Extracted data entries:
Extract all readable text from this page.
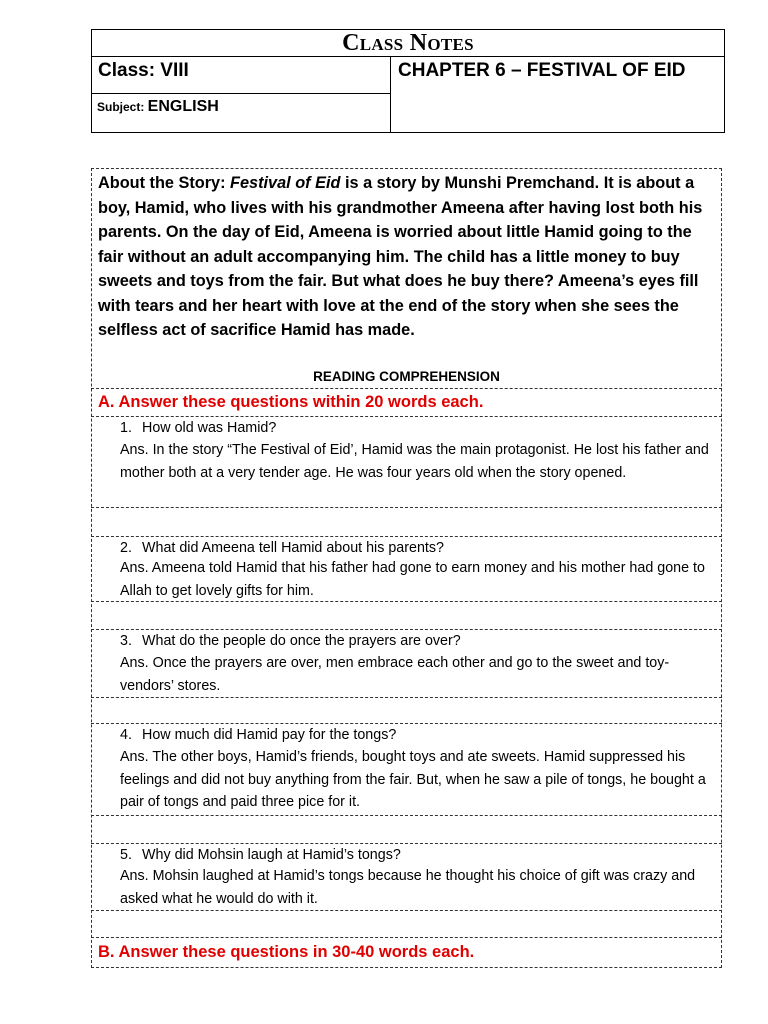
Class Notes
Class: VIII	CHAPTER 6 – FESTIVAL OF EID
Subject: ENGLISH
About the Story: Festival of Eid is a story by Munshi Premchand. It is about a boy, Hamid, who lives with his grandmother Ameena after having lost both his parents. On the day of Eid, Ameena is worried about little Hamid going to the fair without an adult accompanying him. The child has a little money to buy sweets and toys from the fair. But what does he buy there? Ameena’s eyes fill with tears and her heart with love at the end of the story when she sees the selfless act of sacrifice Hamid has made.
READING COMPREHENSION
A. Answer these questions within 20 words each.
1. How old was Hamid?
Ans. In the story “The Festival of Eid’, Hamid was the main protagonist. He lost his father and mother both at a very tender age. He was four years old when the story opened.
2. What did Ameena tell Hamid about his parents?
Ans. Ameena told Hamid that his father had gone to earn money and his mother had gone to Allah to get lovely gifts for him.
3. What do the people do once the prayers are over?
Ans. Once the prayers are over, men embrace each other and go to the sweet and toy-vendors’ stores.
4. How much did Hamid pay for the tongs?
Ans. The other boys, Hamid’s friends, bought toys and ate sweets. Hamid suppressed his feelings and did not buy anything from the fair. But, when he saw a pile of tongs, he bought a pair of tongs and paid three pice for it.
5. Why did Mohsin laugh at Hamid’s tongs?
Ans. Mohsin laughed at Hamid’s tongs because he thought his choice of gift was crazy and asked what he would do with it.
B. Answer these questions in 30-40 words each.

:: Written problem ::
Each line in the data that holds the string "prayers" should be found and copied.

:: Complete answer ::
3. What do the people do once the prayers are over?
Ans. Once the prayers are over, men embrace each other and go to the sweet and toy-vendors’ stores.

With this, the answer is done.